• [Set task] Each line that holds the word "DUNCAN" counts once. Give the total number of such lines and nothing else.

Figure record extracts
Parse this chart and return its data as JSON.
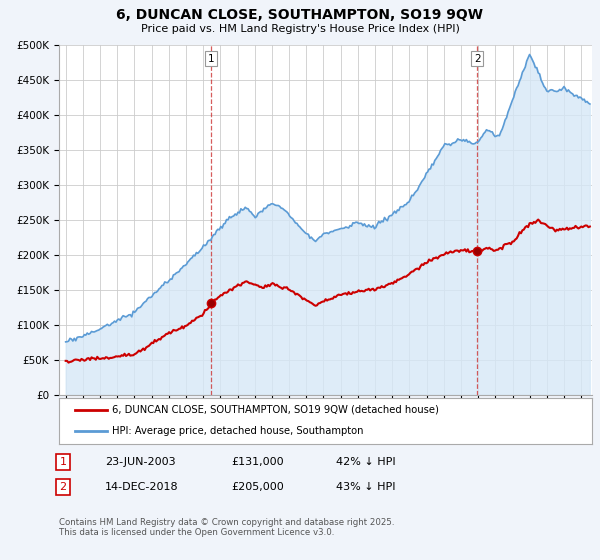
{
  "title": "6, DUNCAN CLOSE, SOUTHAMPTON, SO19 9QW",
  "subtitle": "Price paid vs. HM Land Registry's House Price Index (HPI)",
  "ylim": [
    0,
    500000
  ],
  "yticks": [
    0,
    50000,
    100000,
    150000,
    200000,
    250000,
    300000,
    350000,
    400000,
    450000,
    500000
  ],
  "ytick_labels": [
    "£0",
    "£50K",
    "£100K",
    "£150K",
    "£200K",
    "£250K",
    "£300K",
    "£350K",
    "£400K",
    "£450K",
    "£500K"
  ],
  "hpi_color": "#5b9bd5",
  "hpi_fill": "#d6e8f7",
  "price_color": "#cc0000",
  "vline_color": "#cc3333",
  "transaction1_year": 2003.47,
  "transaction1_price": 131000,
  "transaction2_year": 2018.95,
  "transaction2_price": 205000,
  "legend_house": "6, DUNCAN CLOSE, SOUTHAMPTON, SO19 9QW (detached house)",
  "legend_hpi": "HPI: Average price, detached house, Southampton",
  "footnote": "Contains HM Land Registry data © Crown copyright and database right 2025.\nThis data is licensed under the Open Government Licence v3.0.",
  "background_color": "#f0f4fa",
  "plot_bg": "#ffffff",
  "xlim_left": 1994.6,
  "xlim_right": 2025.6
}
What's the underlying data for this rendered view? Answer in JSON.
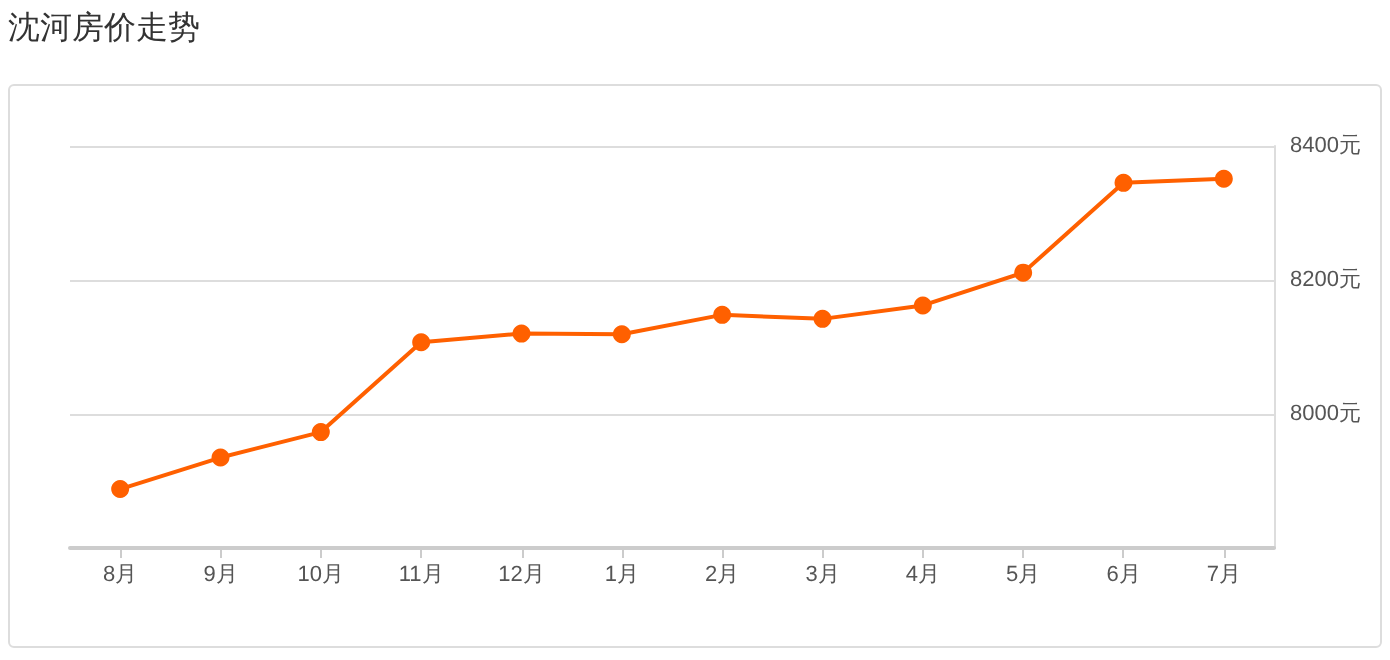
{
  "chart_data": {
    "type": "line",
    "title": "沈河房价走势",
    "categories": [
      "8月",
      "9月",
      "10月",
      "11月",
      "12月",
      "1月",
      "2月",
      "3月",
      "4月",
      "5月",
      "6月",
      "7月"
    ],
    "series": [
      {
        "color": "#ff6000",
        "values": [
          7888,
          7935,
          7973,
          8107,
          8120,
          8119,
          8148,
          8142,
          8162,
          8211,
          8345,
          8351
        ]
      }
    ],
    "ylim": [
      7800,
      8400
    ],
    "yticks": [
      {
        "value": 8000,
        "label": "8000元"
      },
      {
        "value": 8200,
        "label": "8200元"
      },
      {
        "value": 8400,
        "label": "8400元"
      }
    ],
    "grid": "y",
    "marker": "circle",
    "line_style": "solid"
  }
}
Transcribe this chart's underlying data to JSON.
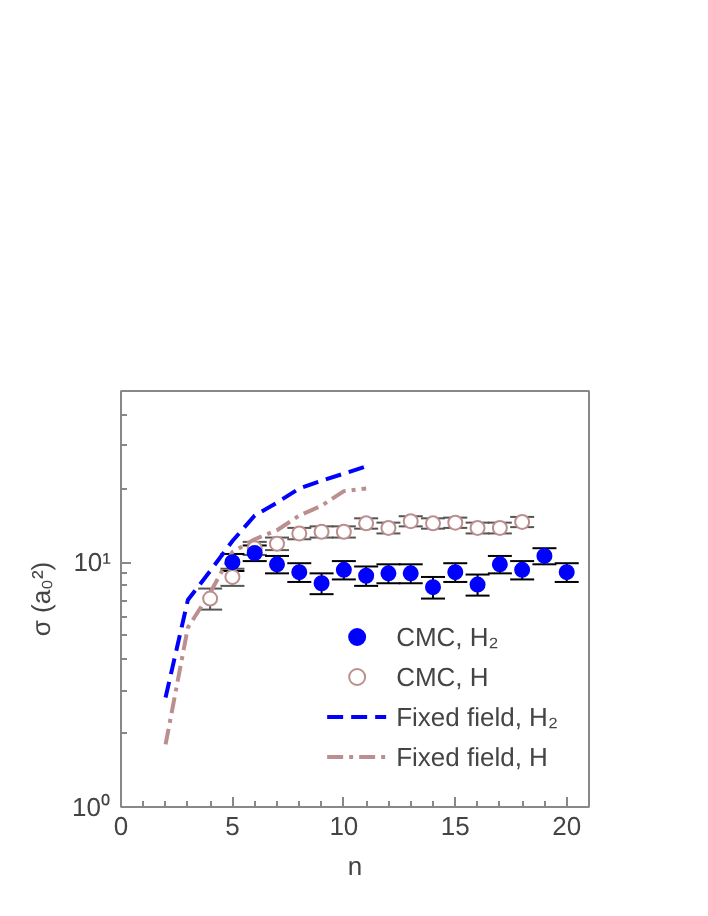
{
  "chart_data": {
    "type": "scatter",
    "xlabel": "n",
    "ylabel": "σ (a₀²)",
    "log": "y",
    "xlim": [
      0,
      21
    ],
    "xticks": [
      0,
      5,
      10,
      15,
      20
    ],
    "ylim": [
      1,
      50
    ],
    "yticks": [
      {
        "value": 1,
        "label": "10⁰"
      },
      {
        "value": 10,
        "label": "10¹"
      }
    ],
    "legend": "bottom right",
    "grid": false,
    "series": [
      {
        "name": "CMC, H₂",
        "type": "scatter",
        "marker": "circle",
        "color": "#0000ff",
        "x": [
          5,
          6,
          7,
          8,
          9,
          10,
          11,
          12,
          13,
          14,
          15,
          16,
          17,
          18,
          19,
          20
        ],
        "values": [
          10.0,
          10.9,
          9.8,
          9.1,
          8.2,
          9.3,
          8.8,
          9.0,
          9.0,
          7.9,
          9.1,
          8.1,
          9.8,
          9.3,
          10.6,
          9.1
        ],
        "errors": [
          0.8,
          0.8,
          0.8,
          0.8,
          0.8,
          0.8,
          0.8,
          0.8,
          0.8,
          0.8,
          0.8,
          0.8,
          0.8,
          0.8,
          0.8,
          0.8
        ]
      },
      {
        "name": "CMC, H",
        "type": "scatter",
        "marker": "open circle",
        "color": "#bc8f8f",
        "x": [
          4,
          5,
          6,
          7,
          8,
          9,
          10,
          11,
          12,
          13,
          14,
          15,
          16,
          17,
          18
        ],
        "values": [
          7.1,
          8.7,
          11.4,
          11.9,
          13.1,
          13.3,
          13.3,
          14.4,
          13.8,
          14.7,
          14.4,
          14.5,
          13.8,
          13.8,
          14.6
        ],
        "errors": [
          0.7,
          0.7,
          0.7,
          0.7,
          0.7,
          0.7,
          0.7,
          0.7,
          0.7,
          0.7,
          0.7,
          0.7,
          0.7,
          0.7,
          0.7
        ]
      },
      {
        "name": "Fixed field, H₂",
        "type": "line",
        "line_style": "dashed",
        "color": "#0000ff",
        "x": [
          2,
          3,
          4,
          5,
          6,
          7,
          8,
          9,
          10,
          11
        ],
        "values": [
          2.8,
          7.0,
          9.2,
          12.2,
          15.5,
          17.5,
          20.0,
          21.5,
          23.0,
          24.6
        ]
      },
      {
        "name": "Fixed field, H",
        "type": "line",
        "line_style": "dashdot",
        "color": "#bc8f8f",
        "x": [
          2,
          3,
          4,
          5,
          6,
          7,
          8,
          9,
          10,
          11
        ],
        "values": [
          1.8,
          5.4,
          7.5,
          11.0,
          12.4,
          13.5,
          15.5,
          17.0,
          19.5,
          20.0
        ]
      }
    ]
  }
}
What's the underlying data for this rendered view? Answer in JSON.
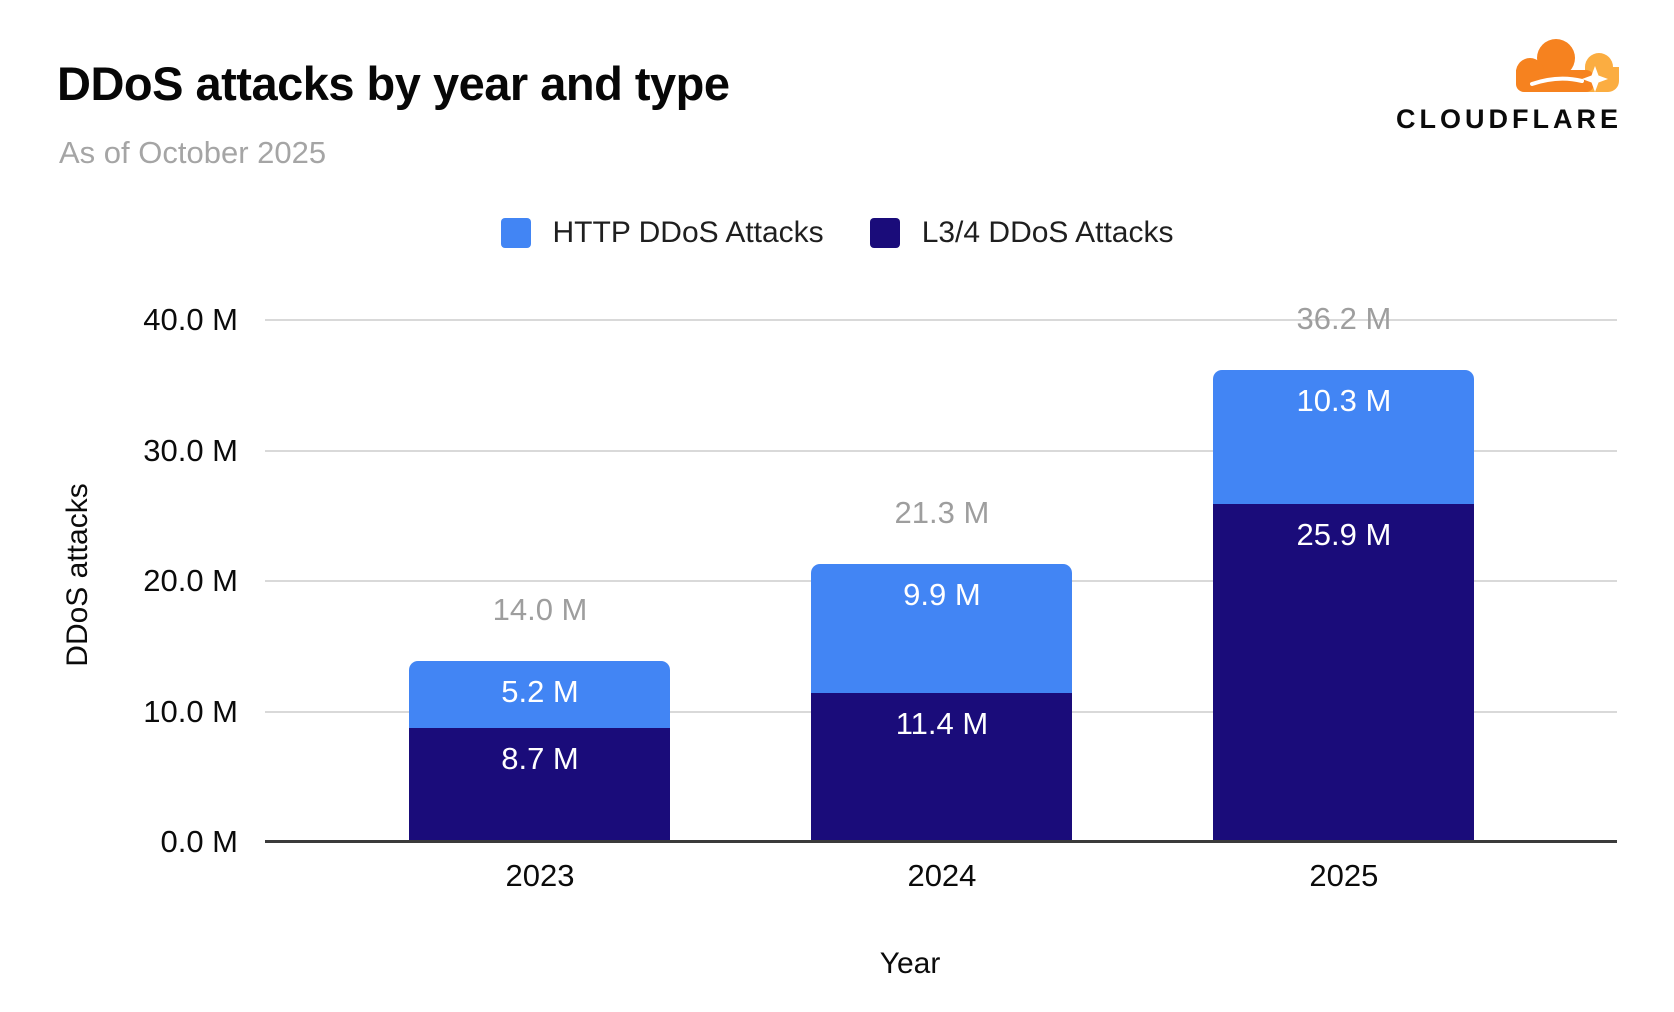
{
  "header": {
    "title": "DDoS attacks by year and type",
    "subtitle": "As of October 2025",
    "brand_wordmark": "CLOUDFLARE",
    "brand_colors": {
      "cloud_orange": "#F6821F",
      "cloud_light_orange": "#FBAD41"
    }
  },
  "legend": {
    "items": [
      {
        "label": "HTTP DDoS Attacks",
        "color": "#4285F4"
      },
      {
        "label": "L3/4 DDoS Attacks",
        "color": "#1A0C7A"
      }
    ]
  },
  "chart_data": {
    "type": "bar",
    "stacked": true,
    "title": "DDoS attacks by year and type",
    "subtitle": "As of October 2025",
    "xlabel": "Year",
    "ylabel": "DDoS attacks",
    "categories": [
      "2023",
      "2024",
      "2025"
    ],
    "series": [
      {
        "name": "HTTP DDoS Attacks",
        "color": "#4285F4",
        "label_color": "#FFFFFF",
        "values": [
          5.2,
          9.9,
          10.3
        ],
        "value_labels": [
          "5.2 M",
          "9.9 M",
          "10.3 M"
        ]
      },
      {
        "name": "L3/4 DDoS Attacks",
        "color": "#1A0C7A",
        "label_color": "#FFFFFF",
        "values": [
          8.7,
          11.4,
          25.9
        ],
        "value_labels": [
          "8.7 M",
          "11.4 M",
          "25.9 M"
        ]
      }
    ],
    "stack_order_top_to_bottom": [
      "HTTP DDoS Attacks",
      "L3/4 DDoS Attacks"
    ],
    "totals": [
      14.0,
      21.3,
      36.2
    ],
    "total_labels": [
      "14.0 M",
      "21.3 M",
      "36.2 M"
    ],
    "total_label_color": "#9E9E9E",
    "ylim": [
      0,
      40
    ],
    "yticks": [
      0,
      10,
      20,
      30,
      40
    ],
    "ytick_labels": [
      "0.0 M",
      "10.0 M",
      "20.0 M",
      "30.0 M",
      "40.0 M"
    ],
    "grid": true,
    "gridline_color": "#D9D9D9",
    "axis_line_color": "#3B3B3B",
    "legend_position": "top"
  }
}
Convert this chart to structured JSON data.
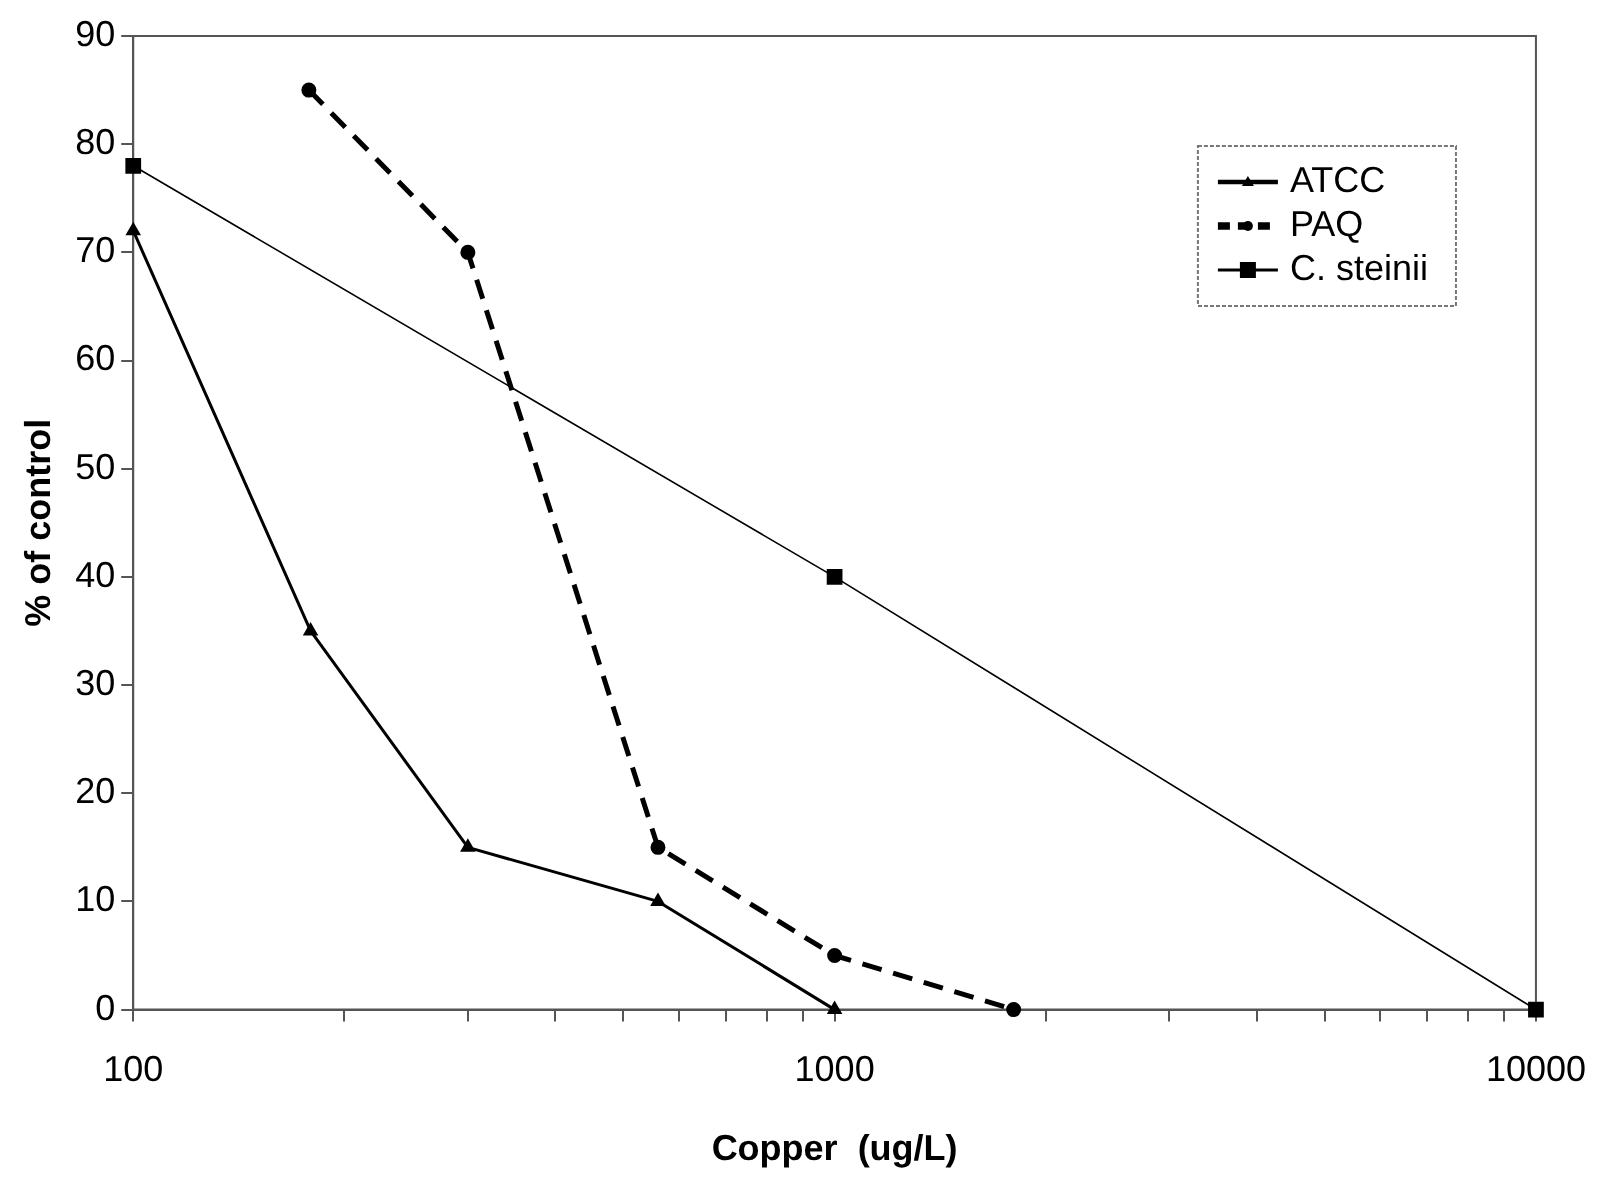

• [Written response] 2